_The problem_.
Look through the material below. Copy each line that contains the string "text".

_Records for this task_.

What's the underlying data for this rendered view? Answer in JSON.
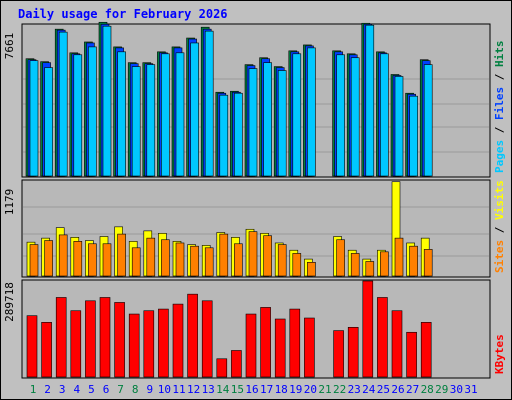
{
  "title": "Daily usage for February 2026",
  "colors": {
    "background": "#c0c0c0",
    "panel": "#b8b8b8",
    "hits": "#008040",
    "files": "#0040ff",
    "pages": "#00c8ff",
    "visits": "#ffff00",
    "sites": "#ff8000",
    "kbytes": "#ff0000",
    "weekend_day": "#008040",
    "weekday": "#0000ff"
  },
  "chart_data": [
    {
      "type": "bar",
      "title": "Daily usage for February 2026",
      "x": [
        "1",
        "2",
        "3",
        "4",
        "5",
        "6",
        "7",
        "8",
        "9",
        "10",
        "11",
        "12",
        "13",
        "14",
        "15",
        "16",
        "17",
        "18",
        "19",
        "20",
        "21",
        "22",
        "23",
        "24",
        "25",
        "26",
        "27",
        "28",
        "29",
        "30",
        "31"
      ],
      "weekend_days": [
        "1",
        "7",
        "8",
        "14",
        "15",
        "21",
        "22",
        "28",
        "29"
      ],
      "ymax_label": "7661",
      "ylim": [
        0,
        7661
      ],
      "axis_label_parts": [
        {
          "text": "Pages",
          "color": "#00c8ff"
        },
        {
          "text": " / ",
          "color": "#000000"
        },
        {
          "text": "Files",
          "color": "#0040ff"
        },
        {
          "text": " / ",
          "color": "#000000"
        },
        {
          "text": "Hits",
          "color": "#008040"
        }
      ],
      "series": [
        {
          "name": "Hits",
          "values": [
            5950,
            5800,
            7450,
            6250,
            6800,
            7800,
            6550,
            5750,
            5750,
            6300,
            6550,
            7000,
            7550,
            4250,
            4300,
            5650,
            6000,
            5550,
            6350,
            6650,
            null,
            6350,
            6200,
            7750,
            6300,
            5150,
            4200,
            5900,
            null,
            null,
            null
          ]
        },
        {
          "name": "Files",
          "values": [
            5900,
            5750,
            7400,
            6200,
            6750,
            7700,
            6500,
            5700,
            5700,
            6250,
            6500,
            6950,
            7450,
            4200,
            4250,
            5600,
            5950,
            5500,
            6300,
            6600,
            null,
            6300,
            6150,
            7700,
            6250,
            5100,
            4150,
            5850,
            null,
            null,
            null
          ]
        },
        {
          "name": "Pages",
          "values": [
            5850,
            5500,
            7300,
            6150,
            6550,
            7600,
            6300,
            5550,
            5650,
            6200,
            6250,
            6750,
            7350,
            4100,
            4200,
            5450,
            5750,
            5350,
            6200,
            6500,
            null,
            6150,
            6000,
            7650,
            6200,
            5050,
            4050,
            5650,
            null,
            null,
            null
          ]
        }
      ]
    },
    {
      "type": "bar",
      "ymax_label": "1179",
      "ylim": [
        0,
        1179
      ],
      "axis_label_parts": [
        {
          "text": "Sites",
          "color": "#ff8000"
        },
        {
          "text": " / ",
          "color": "#000000"
        },
        {
          "text": "Visits",
          "color": "#ffff00"
        }
      ],
      "series": [
        {
          "name": "Visits",
          "values": [
            420,
            470,
            600,
            480,
            440,
            490,
            610,
            430,
            560,
            530,
            430,
            390,
            380,
            540,
            480,
            580,
            530,
            410,
            320,
            210,
            null,
            490,
            320,
            210,
            320,
            1170,
            410,
            470,
            null,
            null,
            null
          ]
        },
        {
          "name": "Sites",
          "values": [
            390,
            440,
            510,
            430,
            400,
            400,
            520,
            350,
            470,
            450,
            410,
            370,
            350,
            520,
            400,
            550,
            500,
            390,
            280,
            170,
            null,
            450,
            280,
            180,
            300,
            470,
            370,
            330,
            null,
            null,
            null
          ]
        }
      ]
    },
    {
      "type": "bar",
      "ymax_label": "289718",
      "ylim": [
        0,
        289718
      ],
      "axis_label_parts": [
        {
          "text": "KBytes",
          "color": "#ff0000"
        }
      ],
      "series": [
        {
          "name": "KBytes",
          "values": [
            185000,
            165000,
            240000,
            200000,
            230000,
            240000,
            225000,
            190000,
            200000,
            205000,
            220000,
            250000,
            230000,
            55000,
            80000,
            190000,
            210000,
            175000,
            205000,
            178000,
            null,
            140000,
            150000,
            289718,
            240000,
            200000,
            135000,
            165000,
            null,
            null,
            null
          ]
        }
      ]
    }
  ]
}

_Expected output_.
          "text": "Pages",
          "text": " / ",
          "text": "Files",
          "text": " / ",
          "text": "Hits",
          "text": "Sites",
          "text": " / ",
          "text": "Visits",
          "text": "KBytes",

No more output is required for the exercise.